▸ WHAT YOU NEED TO DO:
1. Transcribe the stretch of the meditation text from "Let us always" through "(Is. liii. 7).".
2. According to the meditation text, what has Jesus Christ chosen Religious to be?

▸ TEXT EXCERPT:

────────────────────────────────────────

Let us always recommend ourselves to our most loving Redeemer, hidden in the Blessed Sacrament, and to the Blessed Virgin, for Religious must profess a most special love for Jesus in the Blessed Sacrament, and for His Immaculate Mother Mary. Let us have great confidence. Jesus Christ has chosen us to be princes of His court, and all Religious Orders, and each member of them, are indeed objects of His special care. The Lord is my light and my salvation -- whom shall I fear? (Ps. xxvi. 1).

O Lord! perfect Thy work, and, for Thy glory, make us all Thine own, so that all the members of Thy Orders may, until the Day of Judgment, be pleasing to Thee, and gain for Thee a countless number of souls. Amen, Amen.



Evening Meditation

JESUS OFFERED HIMSELF FOR OUR SALVATION FROM THE BEGINNING.

I. He was offered because it was his own will (Is. liii. 7).

────────────────────────────────────────

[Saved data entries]

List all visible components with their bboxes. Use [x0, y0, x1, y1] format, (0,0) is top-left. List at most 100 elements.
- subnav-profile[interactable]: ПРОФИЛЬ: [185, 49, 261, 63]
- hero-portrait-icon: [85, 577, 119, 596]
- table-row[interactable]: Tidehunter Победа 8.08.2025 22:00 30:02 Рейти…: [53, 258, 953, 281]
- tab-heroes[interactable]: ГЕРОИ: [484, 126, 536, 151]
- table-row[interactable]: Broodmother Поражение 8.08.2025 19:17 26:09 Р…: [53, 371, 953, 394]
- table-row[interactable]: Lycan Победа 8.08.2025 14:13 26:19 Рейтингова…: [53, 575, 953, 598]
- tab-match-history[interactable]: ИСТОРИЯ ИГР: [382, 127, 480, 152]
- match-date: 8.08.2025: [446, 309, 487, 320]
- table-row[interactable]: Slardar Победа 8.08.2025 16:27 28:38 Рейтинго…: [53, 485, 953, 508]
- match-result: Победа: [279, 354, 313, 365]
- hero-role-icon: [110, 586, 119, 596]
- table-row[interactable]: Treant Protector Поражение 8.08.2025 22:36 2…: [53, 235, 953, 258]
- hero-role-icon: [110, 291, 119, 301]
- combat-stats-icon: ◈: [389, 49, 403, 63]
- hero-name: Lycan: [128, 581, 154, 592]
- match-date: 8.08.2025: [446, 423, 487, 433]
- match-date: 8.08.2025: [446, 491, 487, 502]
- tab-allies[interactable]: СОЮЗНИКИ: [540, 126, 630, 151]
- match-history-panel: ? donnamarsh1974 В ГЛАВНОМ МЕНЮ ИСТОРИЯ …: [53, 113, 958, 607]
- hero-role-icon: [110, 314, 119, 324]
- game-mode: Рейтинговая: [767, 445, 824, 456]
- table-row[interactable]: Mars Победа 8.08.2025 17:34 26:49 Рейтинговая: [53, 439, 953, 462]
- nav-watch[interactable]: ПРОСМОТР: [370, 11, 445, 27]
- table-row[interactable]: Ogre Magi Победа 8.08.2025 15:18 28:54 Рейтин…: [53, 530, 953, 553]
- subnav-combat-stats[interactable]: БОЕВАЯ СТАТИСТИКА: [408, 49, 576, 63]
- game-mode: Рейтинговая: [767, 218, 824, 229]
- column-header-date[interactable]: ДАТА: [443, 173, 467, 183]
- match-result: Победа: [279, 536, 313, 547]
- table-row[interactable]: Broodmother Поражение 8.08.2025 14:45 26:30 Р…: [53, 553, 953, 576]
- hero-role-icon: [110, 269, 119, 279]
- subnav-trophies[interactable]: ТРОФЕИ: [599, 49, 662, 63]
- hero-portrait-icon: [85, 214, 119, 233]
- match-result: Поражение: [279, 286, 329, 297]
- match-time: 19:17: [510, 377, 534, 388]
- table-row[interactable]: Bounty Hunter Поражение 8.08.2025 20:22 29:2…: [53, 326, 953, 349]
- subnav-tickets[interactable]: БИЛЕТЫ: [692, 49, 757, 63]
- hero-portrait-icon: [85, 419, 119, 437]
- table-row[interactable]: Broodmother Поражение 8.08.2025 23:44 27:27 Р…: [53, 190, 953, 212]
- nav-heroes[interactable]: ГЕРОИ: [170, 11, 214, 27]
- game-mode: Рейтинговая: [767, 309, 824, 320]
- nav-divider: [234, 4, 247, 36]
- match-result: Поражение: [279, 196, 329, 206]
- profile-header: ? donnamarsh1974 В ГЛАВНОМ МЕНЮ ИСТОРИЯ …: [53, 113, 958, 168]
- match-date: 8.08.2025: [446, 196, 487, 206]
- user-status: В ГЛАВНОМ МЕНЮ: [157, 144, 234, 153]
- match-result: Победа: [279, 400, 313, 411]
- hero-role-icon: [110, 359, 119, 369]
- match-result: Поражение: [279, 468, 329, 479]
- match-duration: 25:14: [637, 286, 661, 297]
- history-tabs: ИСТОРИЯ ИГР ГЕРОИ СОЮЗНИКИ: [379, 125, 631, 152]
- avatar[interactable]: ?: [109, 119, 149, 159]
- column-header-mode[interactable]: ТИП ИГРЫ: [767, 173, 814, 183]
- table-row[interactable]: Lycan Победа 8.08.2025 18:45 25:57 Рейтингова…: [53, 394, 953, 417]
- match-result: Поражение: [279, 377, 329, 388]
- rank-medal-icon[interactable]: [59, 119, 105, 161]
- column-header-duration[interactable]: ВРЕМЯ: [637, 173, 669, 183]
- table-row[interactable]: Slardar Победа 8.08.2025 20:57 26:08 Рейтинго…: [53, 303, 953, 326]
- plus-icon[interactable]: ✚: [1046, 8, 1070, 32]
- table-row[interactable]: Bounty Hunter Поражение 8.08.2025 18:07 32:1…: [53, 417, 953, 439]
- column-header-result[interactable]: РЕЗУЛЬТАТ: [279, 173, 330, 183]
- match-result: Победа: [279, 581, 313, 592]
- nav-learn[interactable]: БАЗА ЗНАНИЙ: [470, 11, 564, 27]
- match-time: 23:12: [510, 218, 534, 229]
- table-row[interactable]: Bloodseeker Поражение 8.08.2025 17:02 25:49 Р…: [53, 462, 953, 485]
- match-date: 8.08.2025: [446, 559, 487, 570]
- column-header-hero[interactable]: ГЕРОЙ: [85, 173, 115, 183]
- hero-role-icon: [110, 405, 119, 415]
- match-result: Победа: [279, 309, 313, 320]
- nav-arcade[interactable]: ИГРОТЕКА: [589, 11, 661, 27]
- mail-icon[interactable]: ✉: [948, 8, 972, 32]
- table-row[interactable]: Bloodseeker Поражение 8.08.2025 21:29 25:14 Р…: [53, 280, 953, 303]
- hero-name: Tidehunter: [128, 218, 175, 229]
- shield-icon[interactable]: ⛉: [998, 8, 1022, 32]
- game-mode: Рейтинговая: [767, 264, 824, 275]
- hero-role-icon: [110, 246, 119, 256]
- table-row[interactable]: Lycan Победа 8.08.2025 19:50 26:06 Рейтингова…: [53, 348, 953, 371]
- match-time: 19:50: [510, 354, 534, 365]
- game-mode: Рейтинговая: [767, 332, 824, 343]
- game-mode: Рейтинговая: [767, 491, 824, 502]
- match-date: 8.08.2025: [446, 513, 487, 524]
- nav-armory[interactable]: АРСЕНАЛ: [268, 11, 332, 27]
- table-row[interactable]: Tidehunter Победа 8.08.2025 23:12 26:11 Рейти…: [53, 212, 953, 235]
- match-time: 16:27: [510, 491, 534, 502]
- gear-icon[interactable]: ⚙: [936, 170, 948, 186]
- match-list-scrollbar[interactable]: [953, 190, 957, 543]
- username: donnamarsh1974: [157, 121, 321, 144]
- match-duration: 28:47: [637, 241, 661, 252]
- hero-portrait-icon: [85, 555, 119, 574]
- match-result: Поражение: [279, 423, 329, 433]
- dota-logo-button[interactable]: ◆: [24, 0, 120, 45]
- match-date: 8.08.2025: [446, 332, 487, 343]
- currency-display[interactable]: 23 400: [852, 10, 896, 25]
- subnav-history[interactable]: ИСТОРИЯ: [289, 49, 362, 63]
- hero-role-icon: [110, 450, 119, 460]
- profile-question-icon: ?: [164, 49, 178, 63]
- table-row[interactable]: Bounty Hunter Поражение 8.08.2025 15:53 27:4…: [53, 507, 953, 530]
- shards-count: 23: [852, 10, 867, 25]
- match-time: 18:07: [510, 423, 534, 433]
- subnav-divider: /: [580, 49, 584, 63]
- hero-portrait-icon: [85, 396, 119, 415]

────────────────────────────────────────

▸ RESULTS:
1.
Let us always recommend ourselves to our most loving Redeemer, hidden in the Blessed Sacrament, and to the Blessed Virgin, for Religious must profess a most special love for Jesus in the Blessed Sacrament, and for His Immaculate Mother Mary. Let us have great confidence. Jesus Christ has chosen us to be princes of His court, and all Religious Orders, and each member of them, are indeed objects of His special care. The Lord is my light and my salvation -- whom shall I fear? (Ps. xxvi. 1).

O Lord! perfect Thy work, and, for Thy glory, make us all Thine own, so that all the members of Thy Orders may, until the Day of Judgment, be pleasing to Thee, and gain for Thee a countless number of souls. Amen, Amen.



Evening Meditation

JESUS OFFERED HIMSELF FOR OUR SALVATION FROM THE BEGINNING.

I. He was offered because it was his own will (Is. liii. 7).

2. Princes of His court.